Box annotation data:

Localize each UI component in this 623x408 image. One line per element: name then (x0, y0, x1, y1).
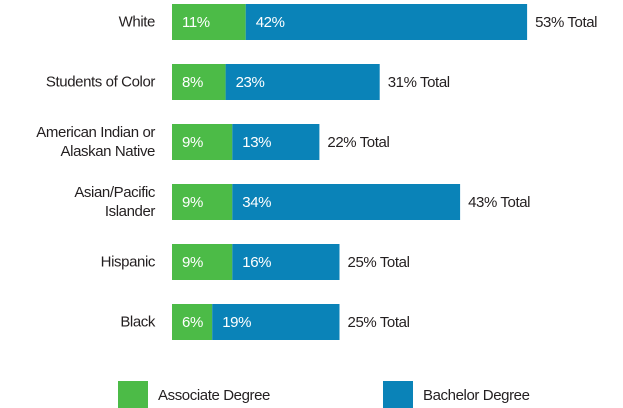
value-label: 23% (236, 74, 265, 91)
value-label: 6% (182, 314, 203, 331)
bar-segment (172, 184, 233, 220)
value-label: 13% (242, 134, 271, 151)
bar-segment (172, 244, 233, 280)
bar-segment (212, 304, 340, 340)
value-label: 9% (182, 194, 203, 211)
value-label: 19% (222, 314, 251, 331)
legend-label: Associate Degree (158, 387, 270, 404)
bar-segment (172, 304, 213, 340)
value-label: 9% (182, 134, 203, 151)
category-label: White (118, 13, 156, 31)
total-label: 22% Total (327, 134, 389, 151)
bar-segment (172, 4, 246, 40)
bar-segment (245, 4, 528, 40)
bar-segment (172, 64, 226, 100)
category-label: Black (120, 313, 155, 331)
legend-label: Bachelor Degree (423, 387, 530, 404)
value-label: 16% (242, 254, 271, 271)
total-label: 25% Total (348, 254, 410, 271)
bar-segment (225, 64, 380, 100)
total-label: 31% Total (388, 74, 450, 91)
value-label: 9% (182, 254, 203, 271)
category-label: American Indian or Alaskan Native (36, 124, 155, 160)
bar-segment (172, 124, 233, 160)
legend-swatch (383, 381, 413, 408)
category-label: Hispanic (100, 253, 156, 271)
bar-segment (232, 124, 320, 160)
bar-segment (232, 244, 340, 280)
value-label: 8% (182, 74, 203, 91)
legend-swatch (118, 381, 148, 408)
total-label: 53% Total (535, 14, 597, 31)
total-label: 25% Total (348, 314, 410, 331)
bar-segment (232, 184, 461, 220)
value-label: 42% (256, 14, 285, 31)
value-label: 11% (182, 14, 210, 31)
total-label: 43% Total (468, 194, 530, 211)
category-label: Asian/Pacific Islander (74, 184, 155, 220)
value-label: 34% (242, 194, 271, 211)
category-label: Students of Color (45, 73, 156, 91)
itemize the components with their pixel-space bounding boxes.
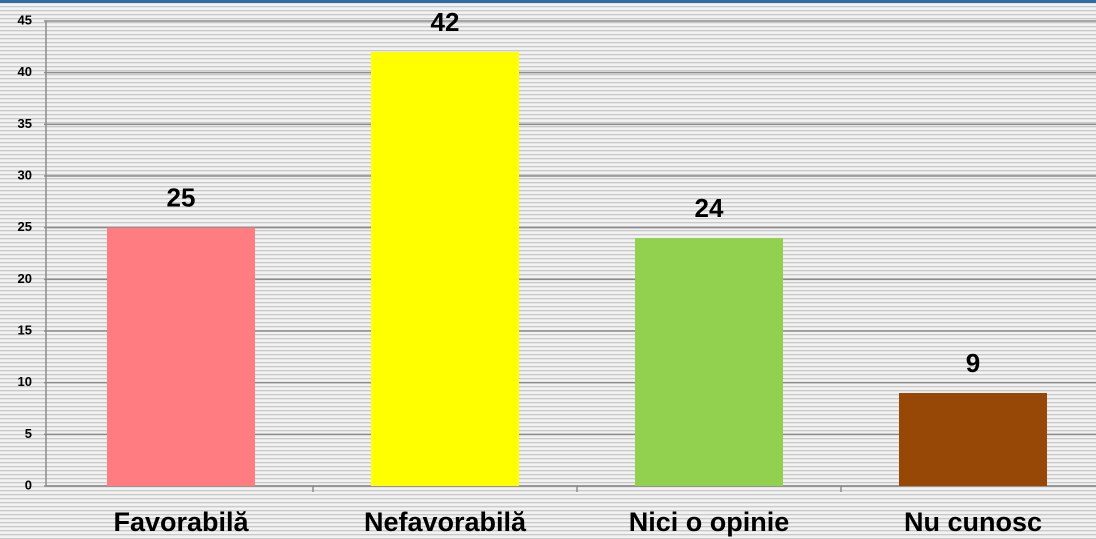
- bar: [899, 393, 1047, 486]
- y-tick-label: 35: [18, 116, 32, 131]
- y-tick-label: 25: [18, 219, 32, 234]
- x-tick-label: Nefavorabilă: [364, 507, 527, 537]
- bar: [371, 52, 519, 486]
- x-tick-label: Nici o opinie: [629, 507, 790, 537]
- y-tick-label: 40: [18, 64, 32, 79]
- y-tick-label: 20: [18, 271, 32, 286]
- y-tick-label: 15: [18, 322, 32, 337]
- top-border: [0, 0, 1096, 3]
- data-label: 42: [431, 7, 460, 37]
- x-tick-label: Nu cunosc: [904, 507, 1042, 537]
- y-tick-label: 45: [18, 12, 32, 27]
- y-tick-label: 5: [25, 426, 32, 441]
- bar: [107, 227, 255, 486]
- data-label: 25: [167, 183, 196, 213]
- x-tick-label: Favorabilă: [113, 507, 249, 537]
- bar: [635, 238, 783, 486]
- y-tick-label: 0: [25, 477, 32, 492]
- y-tick-label: 30: [18, 167, 32, 182]
- data-label: 24: [695, 193, 724, 223]
- y-tick-label: 10: [18, 374, 32, 389]
- data-label: 9: [966, 348, 980, 378]
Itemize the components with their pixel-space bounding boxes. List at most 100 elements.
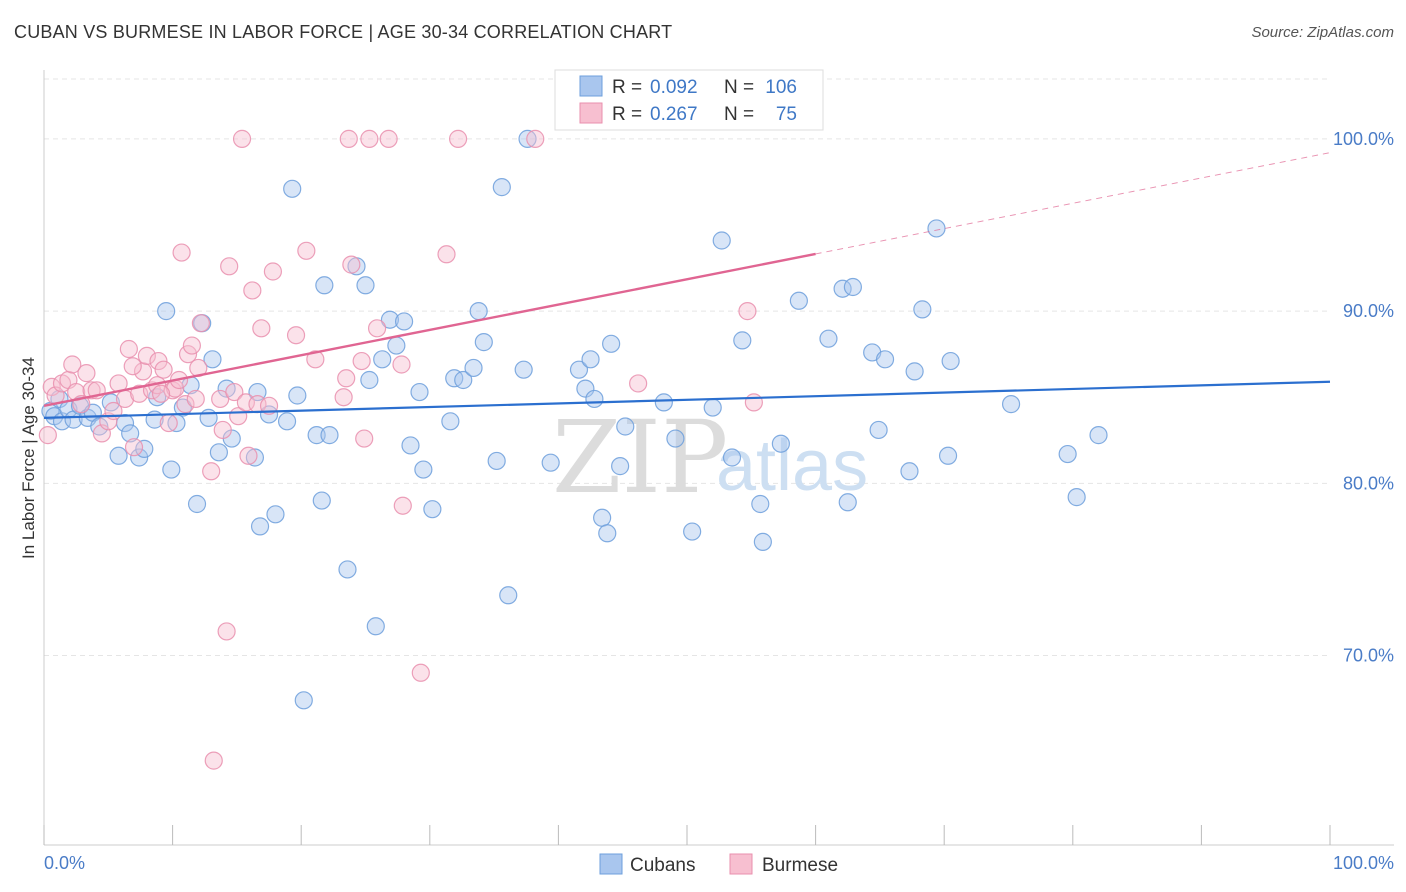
watermark-zip: ZIP <box>552 399 728 516</box>
burmese-trend-extension <box>815 152 1331 255</box>
cubans-point <box>366 617 385 636</box>
cubans-point <box>1067 488 1086 507</box>
cubans-point <box>927 219 946 238</box>
cubans-point <box>602 334 621 353</box>
burmese-point <box>243 281 262 300</box>
burmese-point <box>236 393 256 412</box>
cubans-point <box>387 336 406 355</box>
burmese-r-value: 0.267 <box>650 104 698 125</box>
burmese-point <box>159 413 178 433</box>
cubans-point <box>941 351 960 371</box>
tick-labels: 70.0% 80.0% 90.0% 100.0% 0.0% 100.0% <box>44 129 1394 873</box>
cubans-point <box>611 457 630 476</box>
x-tick-label-right: 100.0% <box>1333 853 1394 873</box>
cubans-point <box>581 350 600 369</box>
cubans-point <box>454 370 473 390</box>
burmese-point <box>738 302 757 321</box>
cubans-point <box>875 350 895 369</box>
cubans-point <box>733 331 752 350</box>
cubans-swatch <box>579 75 603 97</box>
cubans-point <box>469 302 488 321</box>
burmese-trend-line <box>43 252 816 408</box>
cubans-point <box>209 443 228 462</box>
burmese-point <box>352 351 371 371</box>
cubans-point <box>751 494 770 514</box>
cubans-point <box>423 500 442 519</box>
cubans-n-label: N = <box>724 77 754 98</box>
burmese-point <box>202 462 221 481</box>
burmese-point <box>119 339 138 359</box>
cubans-point <box>266 505 285 524</box>
burmese-point <box>360 129 379 148</box>
burmese-point <box>225 382 244 402</box>
cubans-point <box>445 369 464 388</box>
burmese-point <box>629 374 648 393</box>
burmese-point <box>178 345 198 364</box>
bottom-legend: Cubans Burmese <box>599 853 838 876</box>
y-axis-title: In Labor Force | Age 30-34 <box>19 357 38 559</box>
burmese-point <box>306 350 325 369</box>
cubans-point <box>187 494 207 514</box>
burmese-point <box>124 438 144 457</box>
burmese-point <box>232 129 252 148</box>
watermark-atlas: atlas <box>716 426 868 506</box>
burmese-point <box>217 622 236 641</box>
burmese-point <box>252 319 271 338</box>
burmese-point <box>182 336 201 355</box>
burmese-point <box>137 346 156 365</box>
cubans-point <box>245 448 265 467</box>
burmese-point <box>204 751 223 770</box>
burmese-point <box>154 360 173 379</box>
burmese-point <box>123 357 142 376</box>
chart-source: Source: ZipAtlas.com <box>1251 24 1394 41</box>
cubans-point <box>320 426 339 445</box>
burmese-point <box>220 257 239 276</box>
burmese-point <box>239 446 258 465</box>
cubans-point <box>771 434 790 453</box>
burmese-point <box>339 129 358 148</box>
cubans-point <box>294 691 313 710</box>
burmese-r-label: R = <box>612 104 642 125</box>
cubans-point <box>373 350 392 369</box>
burmese-point <box>176 395 195 414</box>
burmese-point <box>411 663 430 682</box>
legend-cubans-label: Cubans <box>630 855 696 876</box>
cubans-point <box>360 370 379 390</box>
burmese-point <box>38 426 57 445</box>
cubans-point <box>199 408 218 427</box>
cubans-point <box>410 382 429 402</box>
cubans-point <box>315 276 334 295</box>
burmese-point <box>186 389 205 409</box>
cubans-point <box>703 398 722 417</box>
cubans-point <box>203 350 222 369</box>
burmese-n-label: N = <box>724 104 754 125</box>
cubans-point <box>654 393 673 412</box>
chart-title: CUBAN VS BURMESE IN LABOR FORCE | AGE 30… <box>14 22 673 42</box>
cubans-points <box>41 129 1108 710</box>
burmese-point <box>744 393 763 412</box>
cubans-r-value: 0.092 <box>650 77 698 98</box>
cubans-point <box>843 277 862 297</box>
cubans-point <box>869 420 888 440</box>
cubans-n-value: 106 <box>765 77 797 98</box>
cubans-point <box>576 379 595 398</box>
cubans-point <box>598 524 617 543</box>
cubans-point <box>585 389 604 409</box>
cubans-point <box>569 360 589 379</box>
cubans-point <box>414 460 433 479</box>
y-tick-label: 80.0% <box>1343 473 1394 493</box>
burmese-point <box>367 319 387 338</box>
cubans-point <box>157 302 176 321</box>
cubans-point <box>288 386 307 405</box>
cubans-point <box>938 446 958 465</box>
burmese-point <box>149 351 168 371</box>
cubans-point <box>492 178 511 197</box>
cubans-point <box>1058 444 1077 464</box>
cubans-point <box>394 312 414 331</box>
burmese-point <box>172 243 191 262</box>
cubans-point <box>518 129 537 148</box>
burmese-point <box>379 129 398 148</box>
cubans-point <box>819 329 838 348</box>
burmese-n-value: 75 <box>776 104 797 125</box>
cubans-point <box>338 560 357 579</box>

- Exercise -
Write out the lines of the items again, starting at the line that has "watermark-zip: ZIP <box>552 399 728 516</box>" and stopping after the line that has "burmese-point <box>236 393 256 412</box>", but swap every "cubans-point" for "cuban-point" and keep everything else the same.

- Solution to this exercise -
watermark-zip: ZIP <box>552 399 728 516</box>
burmese-trend-extension <box>815 152 1331 255</box>
cuban-point <box>366 617 385 636</box>
cuban-point <box>1067 488 1086 507</box>
cuban-point <box>927 219 946 238</box>
cuban-point <box>602 334 621 353</box>
burmese-point <box>243 281 262 300</box>
burmese-point <box>236 393 256 412</box>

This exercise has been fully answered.